## Collected data:
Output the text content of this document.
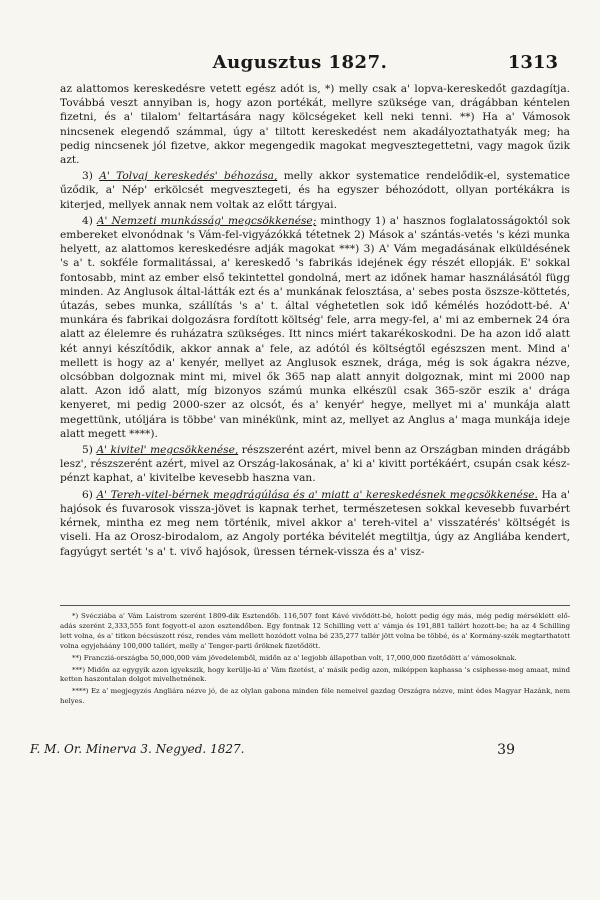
Augusztus 1827.	1313

az alattomos kereskedésre vetett egész adót is, *) melly csak a' lopva-kereskedőt gazdagítja. Továbbá veszt annyiban is, hogy azon portékát, mellyre szüksége van, drágábban kéntelen fizetni, és a' tilalom' feltartására nagy kölcségeket kell neki tenni. **) Ha a' Vámosok nincsenek elegendő számmal, úgy a' tiltott kereskedést nem akadályoztathatyák meg; ha pedig nincsenek jól fizetve, akkor megengedik magokat megvesztegettetni, vagy magok űzik azt.

3) A' Tolvaj kereskedés' béhozása, melly akkor systematice rendelődik-el, systematice űződik, a' Nép' erkölcsét megvesztegeti, és ha egyszer béhozódott, ollyan portékákra is kiterjed, mellyek annak nem voltak az előtt tárgyai.

4) A' Nemzeti munkásság' megcsökkenése; minthogy 1) a' hasznos foglalatosságoktól sok embereket elvonódnak 's Vám-fel-vigyázókká tétetnek 2) Mások a' szántás-vetés 's kézi munka helyett, az alattomos kereskedésre adják magokat ***) 3) A' Vám megadásának elküldésének 's a' t. sokféle formalitássai, a' kereskedő 's fabrikás idejének égy részét ellopják. E' sokkal fontosabb, mint az ember első tekintettel gondolná, mert az időnek hamar használásától függ minden. Az Anglusok által-látták ezt és a' munkának felosztása, a' sebes posta öszsze-köttetés, útazás, sebes munka, szállítás 's a' t. által véghetetlen sok idő kémélés hozódott-bé. A' munkára és fabrikai dolgozásra fordított költség' fele, arra megy-fel, a' mi az embernek 24 óra alatt az élelemre és ruházatra szükséges. Itt nincs miért takarékoskodni. De ha azon idő alatt két annyi készítődik, akkor annak a' fele, az adótól és költségtől egészszen ment. Mind a' mellett is hogy az a' kenyér, mellyet az Anglusok esznek, drága, még is sok ágakra nézve, olcsóbban dolgoznak mint mi, mivel ők 365 nap alatt annyit dolgoznak, mint mi 2000 nap alatt. Azon idő alatt, míg bizonyos számú munka elkészül csak 365-ször eszik a' drága kenyeret, mi pedig 2000-szer az olcsót, és a' kenyér' hegye, mellyet mi a' munkája alatt megettünk, utóljára is többe' van minékünk, mint az, mellyet az Anglus a' maga munkája ideje alatt megett ****).

5) A' kivitel' megcsökkenése, részszerént azért, mivel benn az Országban minden drágább lesz', részszerént azért, mivel az Ország-lakosának, a' ki a' kivitt portékáért, csupán csak kész-pénzt kaphat, a' kivitelbe kevesebb haszna van.

6) A' Tereh-vitel-bérnek megdrágúlása és a' miatt a' kereskedésnek megcsökkenése. Ha a' hajósok és fuvarosok vissza-jövet is kapnak terhet, természetesen sokkal kevesebb fuvarbért kérnek, mintha ez meg nem történik, mivel akkor a' tereh-vitel a' visszatérés' költségét is viseli. Ha az Orosz-birodalom, az Angoly portéka bévitelét megtiltja, úgy az Angliába kendert, fagyúgyt sertét 's a' t. vivő hajósok, üressen térnek-vissza és a' visz-

*) Svécziába a' Vám Laistrom szerént 1809-dik Esztendőb. 116,507 font Kávé vivődött-bé, holott pedig égy más, még pedig mérséklett elő-adás szerént 2,333,555 font fogyott-el azon esztendőben. Egy fontnak 12 Schilling vett a' vámja és 191,881 tallért hozott-be; ha az 4 Schilling lett volna, és a' titkon bécsúszott rész, rendes vám mellett hozódott volna bé 235,277 tallér jött volna be többé, és a' Kormány-szék megtarthatott volna egyjeháány 100,000 tallért, melly a' Tenger-parti őröknek fizetődött.

**) Francziá-országba 50,000,000 vám jövedelemből, midőn az a' legjobb állapotban volt, 17,000,000 fizetődött a' vámosoknak.

***) Midőn az egygyik azon igyekszik, hogy kerülje-ki a' Vám fizetést, a' másik pedig azon, miképpen kaphassa 's csiphesse-meg amaat, mind ketten haszontalan dolgot mivelhetnének.

****) Ez a' megjegyzés Angliára nézve jó, de az olylan gabona minden féle nemeivel gazdag Országra nézve, mint édes Magyar Hazánk, nem helyes.

F. M. Or. Minerva 3. Negyed. 1827.	39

## Set task:
Collect each line holding the string "kevesebb".

## Worked solution:
5) A' kivitel' megcsökkenése, részszerént azért, mivel benn az Országban minden drágább lesz', részszerént azért, mivel az Ország-lakosának, a' ki a' kivitt portékáért, csupán csak kész-pénzt kaphat, a' kivitelbe kevesebb haszna van.
6) A' Tereh-vitel-bérnek megdrágúlása és a' miatt a' kereskedésnek megcsökkenése. Ha a' hajósok és fuvarosok vissza-jövet is kapnak terhet, természetesen sokkal kevesebb fuvarbért kérnek, mintha ez meg nem történik, mivel akkor a' tereh-vitel a' visszatérés' költségét is viseli. Ha az Orosz-birodalom, az Angoly portéka bévitelét megtiltja, úgy az Angliába kendert, fagyúgyt sertét 's a' t. vivő hajósok, üressen térnek-vissza és a' visz-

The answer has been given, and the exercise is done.